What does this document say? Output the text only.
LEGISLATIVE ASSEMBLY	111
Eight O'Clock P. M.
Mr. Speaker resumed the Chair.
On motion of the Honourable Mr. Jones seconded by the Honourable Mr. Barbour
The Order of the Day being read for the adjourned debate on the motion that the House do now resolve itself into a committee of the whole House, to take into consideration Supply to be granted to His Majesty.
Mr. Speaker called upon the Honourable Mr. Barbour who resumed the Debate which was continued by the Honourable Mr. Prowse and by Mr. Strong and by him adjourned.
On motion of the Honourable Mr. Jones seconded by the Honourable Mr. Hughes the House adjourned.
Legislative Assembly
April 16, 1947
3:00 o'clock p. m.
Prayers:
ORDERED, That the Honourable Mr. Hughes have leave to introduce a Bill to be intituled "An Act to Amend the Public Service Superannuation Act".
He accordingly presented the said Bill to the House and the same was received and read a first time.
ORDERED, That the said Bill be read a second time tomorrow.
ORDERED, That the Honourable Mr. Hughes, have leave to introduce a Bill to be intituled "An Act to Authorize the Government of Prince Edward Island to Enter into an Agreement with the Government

───

The exercise
Go through the records above and set each one down exactly, please.

Output for this exercise
What does this document say? Output the text only.
LEGISLATIVE ASSEMBLY	111
Eight O'Clock P. M.
Mr. Speaker resumed the Chair.
On motion of the Honourable Mr. Jones seconded by the Honourable Mr. Barbour
The Order of the Day being read for the adjourned debate on the motion that the House do now resolve itself into a committee of the whole House, to take into consideration Supply to be granted to His Majesty.
Mr. Speaker called upon the Honourable Mr. Barbour who resumed the Debate which was continued by the Honourable Mr. Prowse and by Mr. Strong and by him adjourned.
On motion of the Honourable Mr. Jones seconded by the Honourable Mr. Hughes the House adjourned.
Legislative Assembly
April 16, 1947
3:00 o'clock p. m.
Prayers:
ORDERED, That the Honourable Mr. Hughes have leave to introduce a Bill to be intituled "An Act to Amend the Public Service Superannuation Act".
He accordingly presented the said Bill to the House and the same was received and read a first time.
ORDERED, That the said Bill be read a second time tomorrow.
ORDERED, That the Honourable Mr. Hughes, have leave to introduce a Bill to be intituled "An Act to Authorize the Government of Prince Edward Island to Enter into an Agreement with the Government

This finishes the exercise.